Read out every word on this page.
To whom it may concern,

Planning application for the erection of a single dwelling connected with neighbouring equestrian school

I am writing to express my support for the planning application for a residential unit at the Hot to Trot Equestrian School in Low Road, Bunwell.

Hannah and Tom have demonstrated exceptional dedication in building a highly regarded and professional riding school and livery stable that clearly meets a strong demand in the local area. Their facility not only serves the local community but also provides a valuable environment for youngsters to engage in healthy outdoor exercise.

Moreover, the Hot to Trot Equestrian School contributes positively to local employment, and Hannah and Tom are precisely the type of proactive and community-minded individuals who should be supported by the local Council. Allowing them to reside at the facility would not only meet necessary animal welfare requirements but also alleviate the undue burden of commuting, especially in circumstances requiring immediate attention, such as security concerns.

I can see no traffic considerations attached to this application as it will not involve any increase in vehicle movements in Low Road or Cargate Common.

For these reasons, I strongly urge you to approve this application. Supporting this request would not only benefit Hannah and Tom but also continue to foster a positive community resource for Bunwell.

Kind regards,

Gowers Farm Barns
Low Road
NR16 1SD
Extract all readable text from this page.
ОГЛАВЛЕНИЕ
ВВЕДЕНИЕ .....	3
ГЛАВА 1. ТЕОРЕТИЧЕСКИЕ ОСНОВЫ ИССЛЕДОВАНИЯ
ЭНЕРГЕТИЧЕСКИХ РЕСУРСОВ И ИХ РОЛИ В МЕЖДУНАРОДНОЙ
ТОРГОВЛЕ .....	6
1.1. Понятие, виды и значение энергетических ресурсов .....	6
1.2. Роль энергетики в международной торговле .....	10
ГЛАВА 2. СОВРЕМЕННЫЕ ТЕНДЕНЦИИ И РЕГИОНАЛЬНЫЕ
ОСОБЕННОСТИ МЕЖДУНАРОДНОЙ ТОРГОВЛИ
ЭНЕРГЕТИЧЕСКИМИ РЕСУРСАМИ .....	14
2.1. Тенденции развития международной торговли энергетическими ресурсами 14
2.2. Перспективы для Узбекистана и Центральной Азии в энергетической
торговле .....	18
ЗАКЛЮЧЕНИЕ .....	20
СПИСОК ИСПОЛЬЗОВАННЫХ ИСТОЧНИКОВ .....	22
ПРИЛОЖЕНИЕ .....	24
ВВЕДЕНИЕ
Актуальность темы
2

▸ STATED EXERCISE:
Extract each entry in full and write it down exactly.

▸ SOLUTION FOR THIS TASK:
Read out every word on this page.
To whom it may concern,

Planning application for the erection of a single dwelling connected with neighbouring equestrian school

I am writing to express my support for the planning application for a residential unit at the Hot to Trot Equestrian School in Low Road, Bunwell.

Hannah and Tom have demonstrated exceptional dedication in building a highly regarded and professional riding school and livery stable that clearly meets a strong demand in the local area. Their facility not only serves the local community but also provides a valuable environment for youngsters to engage in healthy outdoor exercise.

Moreover, the Hot to Trot Equestrian School contributes positively to local employment, and Hannah and Tom are precisely the type of proactive and community-minded individuals who should be supported by the local Council. Allowing them to reside at the facility would not only meet necessary animal welfare requirements but also alleviate the undue burden of commuting, especially in circumstances requiring immediate attention, such as security concerns.

I can see no traffic considerations attached to this application as it will not involve any increase in vehicle movements in Low Road or Cargate Common.

For these reasons, I strongly urge you to approve this application. Supporting this request would not only benefit Hannah and Tom but also continue to foster a positive community resource for Bunwell.

Kind regards,

Gowers Farm Barns
Low Road
NR16 1SD
Extract all readable text from this page.
ОГЛАВЛЕНИЕ
ВВЕДЕНИЕ .....	3
ГЛАВА 1. ТЕОРЕТИЧЕСКИЕ ОСНОВЫ ИССЛЕДОВАНИЯ
ЭНЕРГЕТИЧЕСКИХ РЕСУРСОВ И ИХ РОЛИ В МЕЖДУНАРОДНОЙ
ТОРГОВЛЕ .....	6
1.1. Понятие, виды и значение энергетических ресурсов .....	6
1.2. Роль энергетики в международной торговле .....	10
ГЛАВА 2. СОВРЕМЕННЫЕ ТЕНДЕНЦИИ И РЕГИОНАЛЬНЫЕ
ОСОБЕННОСТИ МЕЖДУНАРОДНОЙ ТОРГОВЛИ
ЭНЕРГЕТИЧЕСКИМИ РЕСУРСАМИ .....	14
2.1. Тенденции развития международной торговли энергетическими ресурсами 14
2.2. Перспективы для Узбекистана и Центральной Азии в энергетической
торговле .....	18
ЗАКЛЮЧЕНИЕ .....	20
СПИСОК ИСПОЛЬЗОВАННЫХ ИСТОЧНИКОВ .....	22
ПРИЛОЖЕНИЕ .....	24
ВВЕДЕНИЕ
Актуальность темы
2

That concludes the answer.